STATED TASK: Return the lines where the word "mail" occurs.

— BEGIN MATERIAL FOR THIS EXERCISE —

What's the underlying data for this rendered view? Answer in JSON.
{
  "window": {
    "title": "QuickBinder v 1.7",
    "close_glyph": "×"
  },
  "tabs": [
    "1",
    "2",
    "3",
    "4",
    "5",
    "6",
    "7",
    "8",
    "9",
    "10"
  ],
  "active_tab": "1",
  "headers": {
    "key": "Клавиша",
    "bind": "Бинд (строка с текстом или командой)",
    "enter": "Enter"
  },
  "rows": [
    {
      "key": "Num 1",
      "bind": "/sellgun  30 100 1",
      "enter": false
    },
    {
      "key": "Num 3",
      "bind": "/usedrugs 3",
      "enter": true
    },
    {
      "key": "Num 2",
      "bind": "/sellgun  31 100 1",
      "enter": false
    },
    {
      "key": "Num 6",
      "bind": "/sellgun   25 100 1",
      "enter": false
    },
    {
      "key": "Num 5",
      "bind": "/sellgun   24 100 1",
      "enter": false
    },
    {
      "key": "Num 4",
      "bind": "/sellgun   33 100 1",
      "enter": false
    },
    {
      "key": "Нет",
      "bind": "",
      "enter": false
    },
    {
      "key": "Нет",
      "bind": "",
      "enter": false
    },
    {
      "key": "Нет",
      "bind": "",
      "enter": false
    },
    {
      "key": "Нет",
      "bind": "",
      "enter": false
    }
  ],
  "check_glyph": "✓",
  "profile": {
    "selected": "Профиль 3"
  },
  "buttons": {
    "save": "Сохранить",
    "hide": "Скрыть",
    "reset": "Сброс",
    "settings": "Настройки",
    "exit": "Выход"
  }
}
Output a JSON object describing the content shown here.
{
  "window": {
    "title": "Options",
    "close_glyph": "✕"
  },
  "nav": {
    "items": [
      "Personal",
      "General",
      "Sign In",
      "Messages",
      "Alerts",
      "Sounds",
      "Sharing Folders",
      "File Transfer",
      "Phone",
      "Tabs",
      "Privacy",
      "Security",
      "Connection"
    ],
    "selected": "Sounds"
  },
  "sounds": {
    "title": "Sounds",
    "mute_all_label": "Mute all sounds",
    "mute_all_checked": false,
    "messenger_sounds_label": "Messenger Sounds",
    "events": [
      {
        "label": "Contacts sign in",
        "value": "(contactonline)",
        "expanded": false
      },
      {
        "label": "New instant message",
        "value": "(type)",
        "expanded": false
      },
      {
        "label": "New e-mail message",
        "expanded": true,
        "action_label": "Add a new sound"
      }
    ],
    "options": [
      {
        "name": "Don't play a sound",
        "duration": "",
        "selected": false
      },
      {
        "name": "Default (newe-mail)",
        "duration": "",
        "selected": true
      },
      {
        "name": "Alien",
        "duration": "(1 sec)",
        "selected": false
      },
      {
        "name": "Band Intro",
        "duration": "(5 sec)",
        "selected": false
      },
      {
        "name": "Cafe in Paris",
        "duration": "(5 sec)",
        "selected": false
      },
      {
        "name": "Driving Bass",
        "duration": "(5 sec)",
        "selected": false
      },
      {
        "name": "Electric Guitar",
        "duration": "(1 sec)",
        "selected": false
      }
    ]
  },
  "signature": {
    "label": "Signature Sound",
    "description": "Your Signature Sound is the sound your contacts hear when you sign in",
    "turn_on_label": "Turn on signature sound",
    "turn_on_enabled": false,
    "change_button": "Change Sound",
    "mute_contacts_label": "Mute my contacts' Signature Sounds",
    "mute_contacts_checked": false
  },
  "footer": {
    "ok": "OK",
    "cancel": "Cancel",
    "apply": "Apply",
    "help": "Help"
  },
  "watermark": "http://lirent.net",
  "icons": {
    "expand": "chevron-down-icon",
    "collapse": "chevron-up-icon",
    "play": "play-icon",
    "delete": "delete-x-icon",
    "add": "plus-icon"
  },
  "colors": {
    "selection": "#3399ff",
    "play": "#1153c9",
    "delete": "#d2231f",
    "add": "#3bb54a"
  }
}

— END MATERIAL FOR THIS EXERCISE —

IN RESPONSE:
        "label": "New e-mail message",
        "name": "Default (newe-mail)",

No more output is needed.